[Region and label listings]
..........

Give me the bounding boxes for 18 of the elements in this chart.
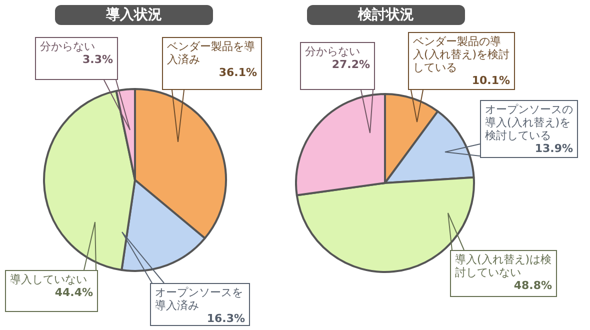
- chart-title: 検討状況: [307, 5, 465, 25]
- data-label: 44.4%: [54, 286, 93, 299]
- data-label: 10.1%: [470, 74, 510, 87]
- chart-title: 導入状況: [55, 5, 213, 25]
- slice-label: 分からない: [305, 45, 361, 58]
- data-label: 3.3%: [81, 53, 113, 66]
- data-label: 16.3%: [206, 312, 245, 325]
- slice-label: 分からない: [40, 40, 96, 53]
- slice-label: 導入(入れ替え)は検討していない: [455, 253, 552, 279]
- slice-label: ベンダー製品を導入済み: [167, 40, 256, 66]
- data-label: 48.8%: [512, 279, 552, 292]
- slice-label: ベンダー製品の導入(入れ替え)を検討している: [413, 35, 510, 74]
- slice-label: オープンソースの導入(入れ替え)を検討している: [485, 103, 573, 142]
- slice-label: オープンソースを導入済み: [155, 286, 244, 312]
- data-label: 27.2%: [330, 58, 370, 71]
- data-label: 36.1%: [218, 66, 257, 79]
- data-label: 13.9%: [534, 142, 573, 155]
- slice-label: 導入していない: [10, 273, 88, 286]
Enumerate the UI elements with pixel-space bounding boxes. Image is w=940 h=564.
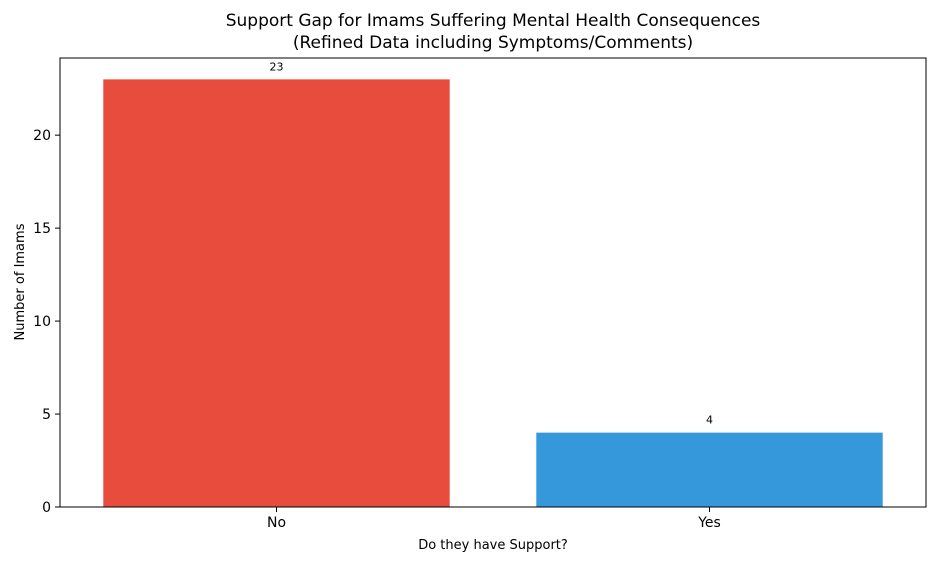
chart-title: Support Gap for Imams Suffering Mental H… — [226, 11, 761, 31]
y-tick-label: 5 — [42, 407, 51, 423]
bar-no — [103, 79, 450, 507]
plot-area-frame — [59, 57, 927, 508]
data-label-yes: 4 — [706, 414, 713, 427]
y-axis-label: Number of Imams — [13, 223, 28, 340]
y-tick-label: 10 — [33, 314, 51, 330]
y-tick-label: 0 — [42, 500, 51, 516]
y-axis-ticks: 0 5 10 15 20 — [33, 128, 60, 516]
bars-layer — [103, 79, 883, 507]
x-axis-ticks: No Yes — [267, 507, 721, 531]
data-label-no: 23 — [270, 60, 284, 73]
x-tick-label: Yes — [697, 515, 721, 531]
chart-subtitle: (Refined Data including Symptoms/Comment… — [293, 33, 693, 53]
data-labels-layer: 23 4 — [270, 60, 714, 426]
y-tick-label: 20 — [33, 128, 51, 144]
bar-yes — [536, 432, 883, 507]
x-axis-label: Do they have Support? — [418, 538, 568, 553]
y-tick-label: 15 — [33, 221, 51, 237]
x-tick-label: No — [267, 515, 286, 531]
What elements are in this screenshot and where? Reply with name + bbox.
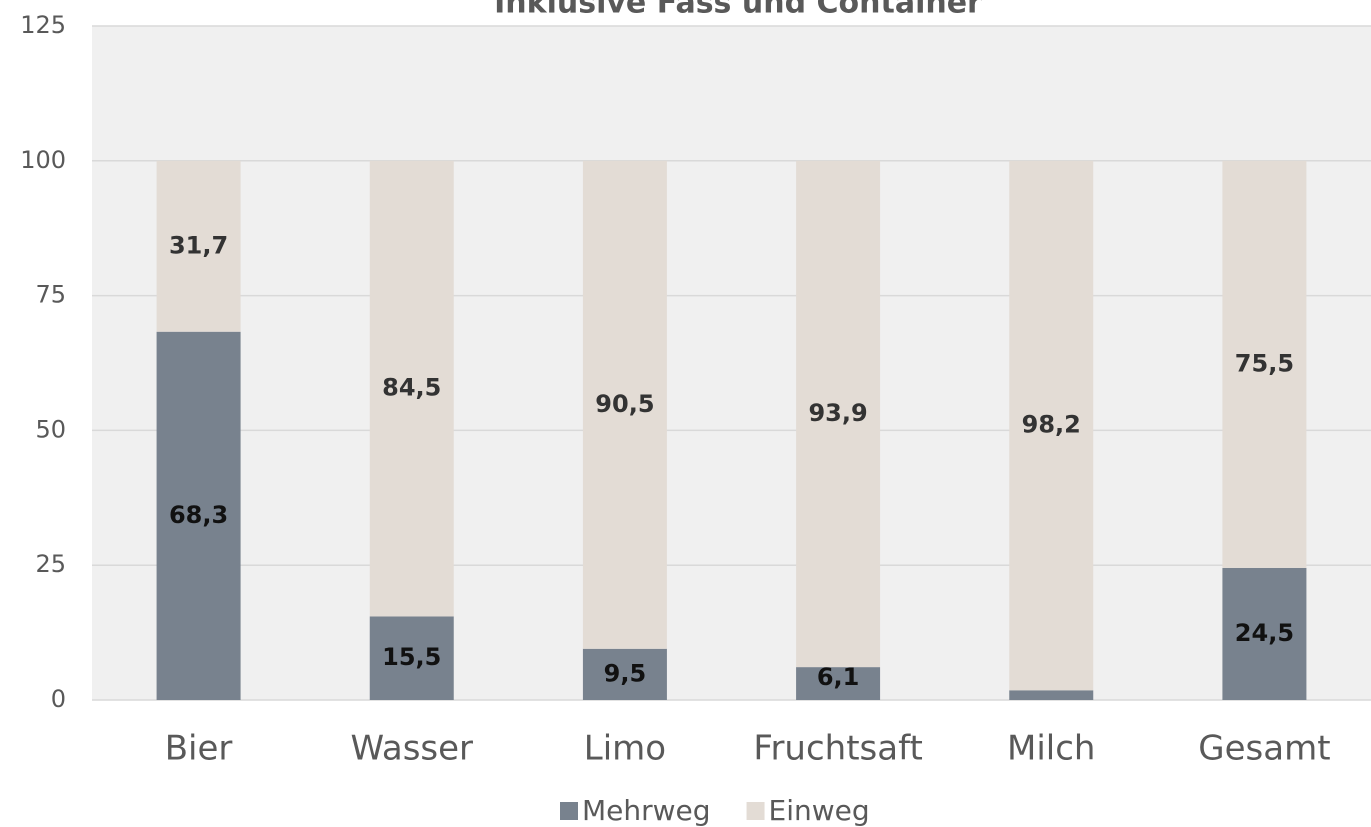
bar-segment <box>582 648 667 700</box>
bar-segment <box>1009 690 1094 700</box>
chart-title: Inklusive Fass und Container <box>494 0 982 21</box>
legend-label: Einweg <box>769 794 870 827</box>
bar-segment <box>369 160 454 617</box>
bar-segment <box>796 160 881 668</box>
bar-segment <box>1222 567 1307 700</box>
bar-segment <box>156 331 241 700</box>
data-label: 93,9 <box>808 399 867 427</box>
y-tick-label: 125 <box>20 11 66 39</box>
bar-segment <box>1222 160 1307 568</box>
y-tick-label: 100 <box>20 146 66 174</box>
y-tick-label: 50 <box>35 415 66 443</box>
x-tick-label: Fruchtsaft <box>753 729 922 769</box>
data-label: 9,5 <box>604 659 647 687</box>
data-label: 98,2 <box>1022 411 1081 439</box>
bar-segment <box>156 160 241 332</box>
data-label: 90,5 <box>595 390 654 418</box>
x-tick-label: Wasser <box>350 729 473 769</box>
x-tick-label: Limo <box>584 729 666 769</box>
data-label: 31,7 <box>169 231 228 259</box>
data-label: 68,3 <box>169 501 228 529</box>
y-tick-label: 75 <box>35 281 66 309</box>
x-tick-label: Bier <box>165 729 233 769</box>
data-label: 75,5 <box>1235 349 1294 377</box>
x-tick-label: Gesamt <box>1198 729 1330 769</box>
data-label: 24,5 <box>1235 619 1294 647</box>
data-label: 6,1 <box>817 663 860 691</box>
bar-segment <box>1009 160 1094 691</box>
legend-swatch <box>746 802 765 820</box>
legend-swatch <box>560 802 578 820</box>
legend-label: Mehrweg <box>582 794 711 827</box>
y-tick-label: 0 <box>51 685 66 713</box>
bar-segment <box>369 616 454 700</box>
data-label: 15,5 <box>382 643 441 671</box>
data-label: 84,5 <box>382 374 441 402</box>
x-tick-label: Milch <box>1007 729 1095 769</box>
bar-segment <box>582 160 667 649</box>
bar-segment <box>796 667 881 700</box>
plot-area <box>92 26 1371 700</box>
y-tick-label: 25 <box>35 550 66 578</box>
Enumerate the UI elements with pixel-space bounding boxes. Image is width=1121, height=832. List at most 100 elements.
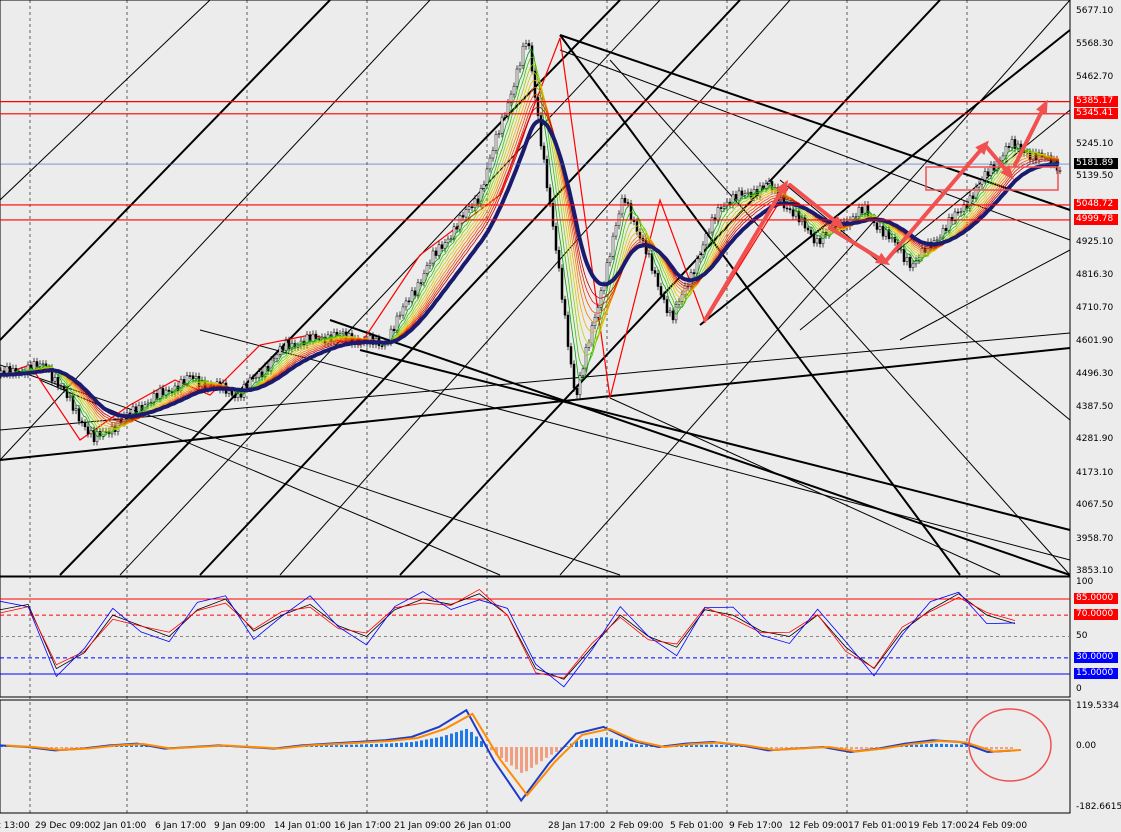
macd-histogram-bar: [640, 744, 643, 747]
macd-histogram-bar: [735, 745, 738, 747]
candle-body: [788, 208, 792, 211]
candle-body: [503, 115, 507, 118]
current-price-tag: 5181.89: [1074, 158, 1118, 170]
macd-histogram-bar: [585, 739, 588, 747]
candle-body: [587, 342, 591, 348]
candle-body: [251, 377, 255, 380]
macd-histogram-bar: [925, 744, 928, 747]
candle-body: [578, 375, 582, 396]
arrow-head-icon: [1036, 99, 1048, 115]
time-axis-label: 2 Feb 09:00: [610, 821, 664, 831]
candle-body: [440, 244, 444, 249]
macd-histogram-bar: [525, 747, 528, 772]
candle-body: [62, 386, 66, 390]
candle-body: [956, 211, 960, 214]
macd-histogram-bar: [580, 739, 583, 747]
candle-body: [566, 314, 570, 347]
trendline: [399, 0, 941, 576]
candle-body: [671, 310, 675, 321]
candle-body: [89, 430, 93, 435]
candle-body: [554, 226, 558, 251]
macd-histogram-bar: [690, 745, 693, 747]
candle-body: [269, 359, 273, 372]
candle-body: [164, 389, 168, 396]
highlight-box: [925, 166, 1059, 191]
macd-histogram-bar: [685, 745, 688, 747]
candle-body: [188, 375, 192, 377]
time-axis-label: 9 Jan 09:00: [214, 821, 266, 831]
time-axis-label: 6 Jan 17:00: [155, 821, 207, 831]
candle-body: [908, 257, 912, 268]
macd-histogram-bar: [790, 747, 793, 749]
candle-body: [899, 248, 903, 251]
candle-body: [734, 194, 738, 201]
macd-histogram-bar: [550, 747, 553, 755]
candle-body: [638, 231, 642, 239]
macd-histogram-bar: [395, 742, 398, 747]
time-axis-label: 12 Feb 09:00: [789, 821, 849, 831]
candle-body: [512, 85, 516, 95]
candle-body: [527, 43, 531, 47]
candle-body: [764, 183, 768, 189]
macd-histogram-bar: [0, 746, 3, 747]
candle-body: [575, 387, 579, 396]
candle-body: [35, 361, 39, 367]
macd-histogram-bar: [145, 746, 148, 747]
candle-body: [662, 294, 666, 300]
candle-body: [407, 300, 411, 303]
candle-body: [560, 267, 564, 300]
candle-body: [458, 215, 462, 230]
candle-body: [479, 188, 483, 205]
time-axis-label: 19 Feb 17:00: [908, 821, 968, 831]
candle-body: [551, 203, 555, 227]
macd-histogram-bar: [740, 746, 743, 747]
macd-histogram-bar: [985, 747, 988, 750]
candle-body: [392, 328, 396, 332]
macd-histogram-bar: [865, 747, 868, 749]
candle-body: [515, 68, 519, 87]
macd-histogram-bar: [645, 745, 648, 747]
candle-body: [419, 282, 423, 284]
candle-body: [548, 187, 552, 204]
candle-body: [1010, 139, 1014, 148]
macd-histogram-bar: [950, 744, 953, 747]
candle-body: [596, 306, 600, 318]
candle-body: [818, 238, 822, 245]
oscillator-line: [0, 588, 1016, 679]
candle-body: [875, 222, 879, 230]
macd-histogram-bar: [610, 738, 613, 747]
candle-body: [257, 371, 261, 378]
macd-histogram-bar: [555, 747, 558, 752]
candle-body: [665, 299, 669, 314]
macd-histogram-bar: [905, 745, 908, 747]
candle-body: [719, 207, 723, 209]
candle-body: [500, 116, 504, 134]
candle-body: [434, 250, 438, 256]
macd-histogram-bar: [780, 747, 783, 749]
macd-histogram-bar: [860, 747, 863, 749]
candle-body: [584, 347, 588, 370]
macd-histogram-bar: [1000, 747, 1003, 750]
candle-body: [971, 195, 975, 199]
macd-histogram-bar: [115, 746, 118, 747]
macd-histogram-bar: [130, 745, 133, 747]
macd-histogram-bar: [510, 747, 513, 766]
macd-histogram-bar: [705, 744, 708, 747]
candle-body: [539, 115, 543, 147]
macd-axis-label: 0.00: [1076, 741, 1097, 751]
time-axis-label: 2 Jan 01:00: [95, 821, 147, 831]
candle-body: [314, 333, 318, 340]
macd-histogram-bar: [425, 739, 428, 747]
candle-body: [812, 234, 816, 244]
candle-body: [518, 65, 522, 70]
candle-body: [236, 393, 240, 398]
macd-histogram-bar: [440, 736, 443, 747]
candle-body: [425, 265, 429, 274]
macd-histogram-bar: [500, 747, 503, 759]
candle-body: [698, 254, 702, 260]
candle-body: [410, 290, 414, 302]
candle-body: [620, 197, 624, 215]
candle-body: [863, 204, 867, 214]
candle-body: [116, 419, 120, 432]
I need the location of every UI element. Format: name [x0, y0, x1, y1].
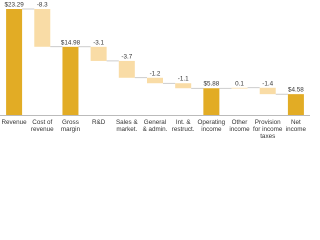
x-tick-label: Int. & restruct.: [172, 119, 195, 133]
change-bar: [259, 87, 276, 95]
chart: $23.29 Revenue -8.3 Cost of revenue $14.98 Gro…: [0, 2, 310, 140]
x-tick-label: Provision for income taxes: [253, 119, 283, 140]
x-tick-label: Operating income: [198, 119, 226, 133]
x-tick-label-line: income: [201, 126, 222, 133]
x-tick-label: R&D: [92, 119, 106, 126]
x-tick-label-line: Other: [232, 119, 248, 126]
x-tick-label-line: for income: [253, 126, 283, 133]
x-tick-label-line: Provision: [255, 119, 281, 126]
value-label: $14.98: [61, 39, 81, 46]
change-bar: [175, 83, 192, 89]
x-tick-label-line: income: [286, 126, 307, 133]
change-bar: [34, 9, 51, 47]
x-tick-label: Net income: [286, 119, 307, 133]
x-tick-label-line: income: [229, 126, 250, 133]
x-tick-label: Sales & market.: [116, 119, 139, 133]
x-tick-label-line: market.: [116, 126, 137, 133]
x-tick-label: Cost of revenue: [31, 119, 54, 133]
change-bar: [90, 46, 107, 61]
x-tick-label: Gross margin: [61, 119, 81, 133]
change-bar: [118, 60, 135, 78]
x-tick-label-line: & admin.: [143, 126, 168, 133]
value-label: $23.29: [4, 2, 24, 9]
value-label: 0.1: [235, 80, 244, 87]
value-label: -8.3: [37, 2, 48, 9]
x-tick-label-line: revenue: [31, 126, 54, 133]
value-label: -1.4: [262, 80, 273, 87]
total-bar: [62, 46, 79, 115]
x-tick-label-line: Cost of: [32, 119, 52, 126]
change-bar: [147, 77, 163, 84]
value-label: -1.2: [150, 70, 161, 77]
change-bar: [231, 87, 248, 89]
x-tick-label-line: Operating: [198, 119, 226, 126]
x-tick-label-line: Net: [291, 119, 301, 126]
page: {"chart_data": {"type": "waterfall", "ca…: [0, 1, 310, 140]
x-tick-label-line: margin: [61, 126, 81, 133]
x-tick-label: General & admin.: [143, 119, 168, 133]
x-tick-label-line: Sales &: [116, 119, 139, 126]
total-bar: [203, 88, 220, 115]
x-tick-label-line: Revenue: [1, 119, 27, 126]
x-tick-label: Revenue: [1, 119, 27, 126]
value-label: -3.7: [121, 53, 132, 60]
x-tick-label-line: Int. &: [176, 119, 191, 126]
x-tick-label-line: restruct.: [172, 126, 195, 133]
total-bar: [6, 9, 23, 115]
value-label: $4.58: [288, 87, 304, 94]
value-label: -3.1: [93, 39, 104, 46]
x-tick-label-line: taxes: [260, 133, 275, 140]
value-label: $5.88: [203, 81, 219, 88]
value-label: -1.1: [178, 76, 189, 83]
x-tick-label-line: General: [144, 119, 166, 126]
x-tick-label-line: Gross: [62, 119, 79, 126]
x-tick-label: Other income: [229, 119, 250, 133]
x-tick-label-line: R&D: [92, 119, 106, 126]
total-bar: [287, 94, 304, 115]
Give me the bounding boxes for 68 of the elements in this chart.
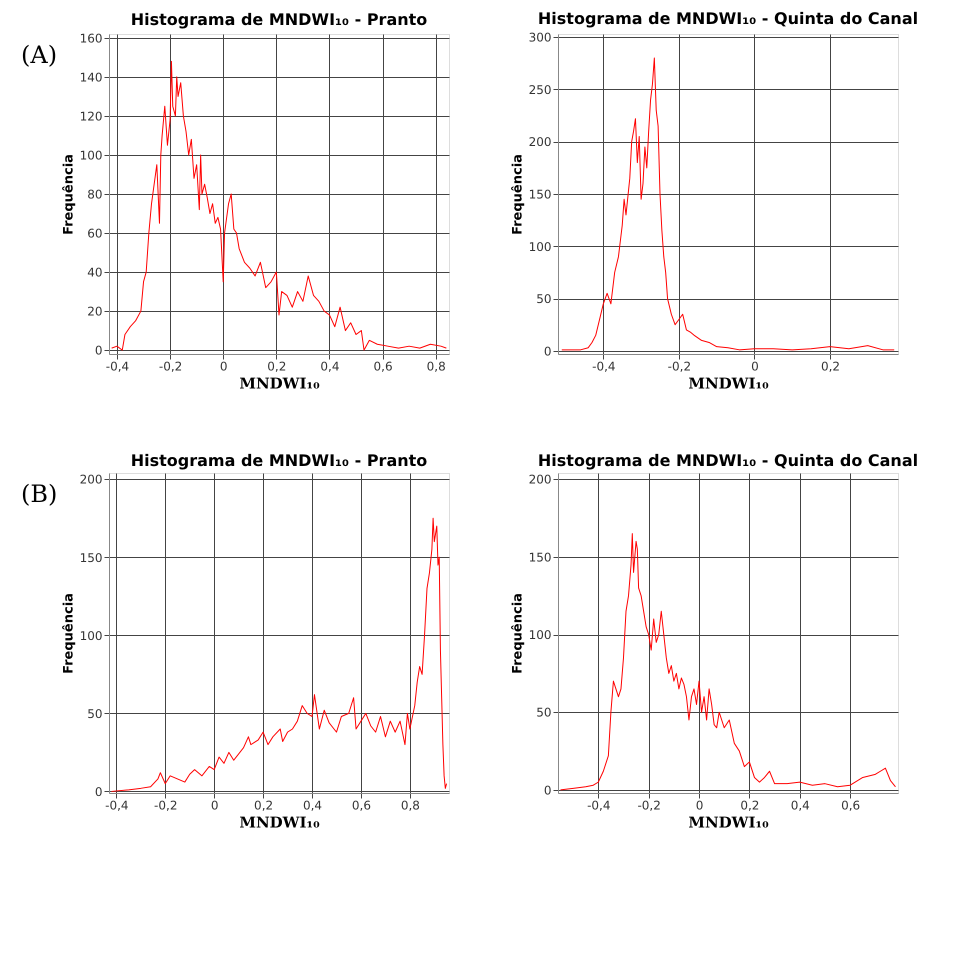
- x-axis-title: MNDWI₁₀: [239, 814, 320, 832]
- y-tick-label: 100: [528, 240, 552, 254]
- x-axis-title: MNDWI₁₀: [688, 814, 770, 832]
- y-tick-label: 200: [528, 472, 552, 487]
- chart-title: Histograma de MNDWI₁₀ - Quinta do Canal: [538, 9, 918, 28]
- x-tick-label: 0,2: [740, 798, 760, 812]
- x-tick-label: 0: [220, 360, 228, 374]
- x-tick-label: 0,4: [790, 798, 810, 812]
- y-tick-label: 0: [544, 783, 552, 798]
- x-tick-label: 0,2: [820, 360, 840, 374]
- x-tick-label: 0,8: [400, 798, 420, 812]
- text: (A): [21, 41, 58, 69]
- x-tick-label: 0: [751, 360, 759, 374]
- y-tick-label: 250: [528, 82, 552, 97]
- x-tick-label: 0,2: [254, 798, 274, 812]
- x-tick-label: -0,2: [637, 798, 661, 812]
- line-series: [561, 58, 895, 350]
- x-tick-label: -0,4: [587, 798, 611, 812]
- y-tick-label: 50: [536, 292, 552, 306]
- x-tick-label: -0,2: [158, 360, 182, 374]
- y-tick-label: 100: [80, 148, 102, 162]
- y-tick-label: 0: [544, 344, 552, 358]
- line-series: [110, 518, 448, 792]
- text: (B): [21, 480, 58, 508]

..........

EXERCISE REQUIREMENTS: Quote the lines from the one containing "- chart-title: 検討状況: [307, 5, 465, 25]" through the one containing "- data-label: 3.3%: [81, 53, 113, 66]", both included.

SOLUTION FOR THIS TASK:
- chart-title: 検討状況: [307, 5, 465, 25]
- data-label: 44.4%: [54, 286, 93, 299]
- data-label: 10.1%: [470, 74, 510, 87]
- chart-title: 導入状況: [55, 5, 213, 25]
- slice-label: 分からない: [305, 45, 361, 58]
- data-label: 3.3%: [81, 53, 113, 66]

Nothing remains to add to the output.